Check each line of the listing, and copy it if it contains the word "type".

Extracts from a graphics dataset
--
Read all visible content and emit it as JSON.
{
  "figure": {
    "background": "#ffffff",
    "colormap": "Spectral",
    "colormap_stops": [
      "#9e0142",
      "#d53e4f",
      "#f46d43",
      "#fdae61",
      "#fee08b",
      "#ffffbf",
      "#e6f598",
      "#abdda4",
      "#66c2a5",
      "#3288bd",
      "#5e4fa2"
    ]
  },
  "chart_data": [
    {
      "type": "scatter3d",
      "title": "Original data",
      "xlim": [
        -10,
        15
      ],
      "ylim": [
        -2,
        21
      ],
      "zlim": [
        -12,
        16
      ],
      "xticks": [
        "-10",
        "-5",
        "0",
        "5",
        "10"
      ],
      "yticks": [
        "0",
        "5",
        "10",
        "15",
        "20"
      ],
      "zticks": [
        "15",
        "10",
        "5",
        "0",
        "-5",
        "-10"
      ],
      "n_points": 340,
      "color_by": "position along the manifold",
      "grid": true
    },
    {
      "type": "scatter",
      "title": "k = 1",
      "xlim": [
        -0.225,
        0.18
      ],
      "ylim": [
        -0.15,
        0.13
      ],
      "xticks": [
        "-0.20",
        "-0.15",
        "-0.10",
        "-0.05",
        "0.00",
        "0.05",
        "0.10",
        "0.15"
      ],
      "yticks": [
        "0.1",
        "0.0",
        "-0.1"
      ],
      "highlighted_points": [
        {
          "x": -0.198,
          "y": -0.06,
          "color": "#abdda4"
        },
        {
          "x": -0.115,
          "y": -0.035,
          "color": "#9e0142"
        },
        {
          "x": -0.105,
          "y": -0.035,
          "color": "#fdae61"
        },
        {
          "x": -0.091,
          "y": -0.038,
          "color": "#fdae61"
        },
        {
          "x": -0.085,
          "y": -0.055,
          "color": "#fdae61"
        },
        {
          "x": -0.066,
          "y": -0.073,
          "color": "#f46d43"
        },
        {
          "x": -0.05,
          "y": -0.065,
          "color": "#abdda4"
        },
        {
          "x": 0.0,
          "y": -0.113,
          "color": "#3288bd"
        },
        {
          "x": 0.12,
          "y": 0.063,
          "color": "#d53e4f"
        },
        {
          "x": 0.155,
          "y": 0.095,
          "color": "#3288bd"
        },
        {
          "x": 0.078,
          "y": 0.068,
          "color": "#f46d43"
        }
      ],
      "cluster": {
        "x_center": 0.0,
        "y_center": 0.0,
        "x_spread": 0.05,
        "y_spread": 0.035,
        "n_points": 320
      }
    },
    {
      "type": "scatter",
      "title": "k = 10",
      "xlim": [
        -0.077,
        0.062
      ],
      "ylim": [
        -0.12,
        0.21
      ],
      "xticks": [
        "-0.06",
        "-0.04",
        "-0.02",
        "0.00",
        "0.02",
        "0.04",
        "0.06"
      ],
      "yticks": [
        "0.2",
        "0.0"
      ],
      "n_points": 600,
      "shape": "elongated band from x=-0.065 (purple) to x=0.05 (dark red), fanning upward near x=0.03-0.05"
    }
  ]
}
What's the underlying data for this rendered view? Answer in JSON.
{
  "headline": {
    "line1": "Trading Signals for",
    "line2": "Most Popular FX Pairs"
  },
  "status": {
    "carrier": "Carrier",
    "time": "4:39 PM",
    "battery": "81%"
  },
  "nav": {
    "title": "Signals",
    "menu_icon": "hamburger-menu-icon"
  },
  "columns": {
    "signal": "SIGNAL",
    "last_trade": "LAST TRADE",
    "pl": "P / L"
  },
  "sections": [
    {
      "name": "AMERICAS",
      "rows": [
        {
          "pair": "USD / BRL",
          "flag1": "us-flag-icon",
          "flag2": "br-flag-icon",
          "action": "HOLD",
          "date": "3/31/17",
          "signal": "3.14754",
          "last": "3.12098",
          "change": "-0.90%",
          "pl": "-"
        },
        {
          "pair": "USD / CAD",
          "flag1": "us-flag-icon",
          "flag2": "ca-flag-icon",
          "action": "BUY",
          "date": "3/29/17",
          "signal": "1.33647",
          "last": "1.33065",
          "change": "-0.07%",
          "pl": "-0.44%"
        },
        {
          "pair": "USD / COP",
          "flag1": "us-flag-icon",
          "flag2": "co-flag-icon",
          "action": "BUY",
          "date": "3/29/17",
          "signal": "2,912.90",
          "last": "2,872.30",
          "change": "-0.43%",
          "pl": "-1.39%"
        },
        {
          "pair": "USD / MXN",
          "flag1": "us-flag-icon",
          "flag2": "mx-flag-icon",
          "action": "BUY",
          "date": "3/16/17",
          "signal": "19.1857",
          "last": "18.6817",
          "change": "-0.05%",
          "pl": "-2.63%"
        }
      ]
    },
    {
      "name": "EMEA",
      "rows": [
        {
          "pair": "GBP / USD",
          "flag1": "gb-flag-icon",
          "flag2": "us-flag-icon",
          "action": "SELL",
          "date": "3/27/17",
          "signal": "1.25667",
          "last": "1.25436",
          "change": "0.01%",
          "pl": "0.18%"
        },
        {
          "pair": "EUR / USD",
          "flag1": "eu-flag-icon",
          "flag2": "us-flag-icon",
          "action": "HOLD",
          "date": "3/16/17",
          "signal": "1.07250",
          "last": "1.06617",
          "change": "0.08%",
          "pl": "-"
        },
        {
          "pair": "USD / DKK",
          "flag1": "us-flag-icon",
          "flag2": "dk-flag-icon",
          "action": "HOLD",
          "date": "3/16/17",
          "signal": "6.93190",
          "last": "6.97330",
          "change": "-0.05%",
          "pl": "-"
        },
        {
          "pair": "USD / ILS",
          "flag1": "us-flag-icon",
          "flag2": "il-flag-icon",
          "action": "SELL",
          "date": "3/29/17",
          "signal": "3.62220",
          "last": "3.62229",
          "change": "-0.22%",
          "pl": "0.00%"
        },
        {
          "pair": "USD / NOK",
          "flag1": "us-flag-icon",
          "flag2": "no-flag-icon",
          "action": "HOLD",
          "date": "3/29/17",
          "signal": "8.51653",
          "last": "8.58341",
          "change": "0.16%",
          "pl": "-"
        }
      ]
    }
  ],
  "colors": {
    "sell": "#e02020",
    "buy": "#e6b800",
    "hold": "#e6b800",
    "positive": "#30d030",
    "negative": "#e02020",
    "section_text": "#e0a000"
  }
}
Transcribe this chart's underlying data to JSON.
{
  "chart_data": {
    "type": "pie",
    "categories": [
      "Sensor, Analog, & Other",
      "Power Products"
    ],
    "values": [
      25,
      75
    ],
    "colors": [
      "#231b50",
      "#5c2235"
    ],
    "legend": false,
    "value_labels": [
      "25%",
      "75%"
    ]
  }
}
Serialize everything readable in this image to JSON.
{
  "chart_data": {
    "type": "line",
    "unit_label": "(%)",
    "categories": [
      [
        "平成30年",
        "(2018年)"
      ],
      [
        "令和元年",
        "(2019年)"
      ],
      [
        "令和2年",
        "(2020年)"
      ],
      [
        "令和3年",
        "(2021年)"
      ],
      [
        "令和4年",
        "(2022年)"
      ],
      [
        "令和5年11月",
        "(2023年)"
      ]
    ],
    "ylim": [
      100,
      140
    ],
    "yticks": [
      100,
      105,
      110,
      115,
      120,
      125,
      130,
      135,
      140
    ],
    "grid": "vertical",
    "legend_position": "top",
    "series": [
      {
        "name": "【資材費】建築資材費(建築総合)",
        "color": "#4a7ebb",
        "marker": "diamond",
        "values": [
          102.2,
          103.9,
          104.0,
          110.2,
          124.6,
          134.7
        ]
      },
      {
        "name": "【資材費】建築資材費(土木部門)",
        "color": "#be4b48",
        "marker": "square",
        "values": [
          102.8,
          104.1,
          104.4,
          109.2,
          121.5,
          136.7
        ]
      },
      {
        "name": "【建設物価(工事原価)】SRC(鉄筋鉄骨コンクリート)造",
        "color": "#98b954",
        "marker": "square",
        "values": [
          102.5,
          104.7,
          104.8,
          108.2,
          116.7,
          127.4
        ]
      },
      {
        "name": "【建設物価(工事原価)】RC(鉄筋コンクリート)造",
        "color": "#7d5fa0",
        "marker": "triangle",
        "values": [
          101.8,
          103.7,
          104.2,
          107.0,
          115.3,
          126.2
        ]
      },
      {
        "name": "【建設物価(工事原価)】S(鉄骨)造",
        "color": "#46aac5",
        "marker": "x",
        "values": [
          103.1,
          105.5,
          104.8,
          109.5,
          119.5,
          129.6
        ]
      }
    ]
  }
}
--
> [Task response]:
      "type": "scatter3d",
      "type": "scatter",
      "type": "scatter",
    "type": "pie",
    "type": "line",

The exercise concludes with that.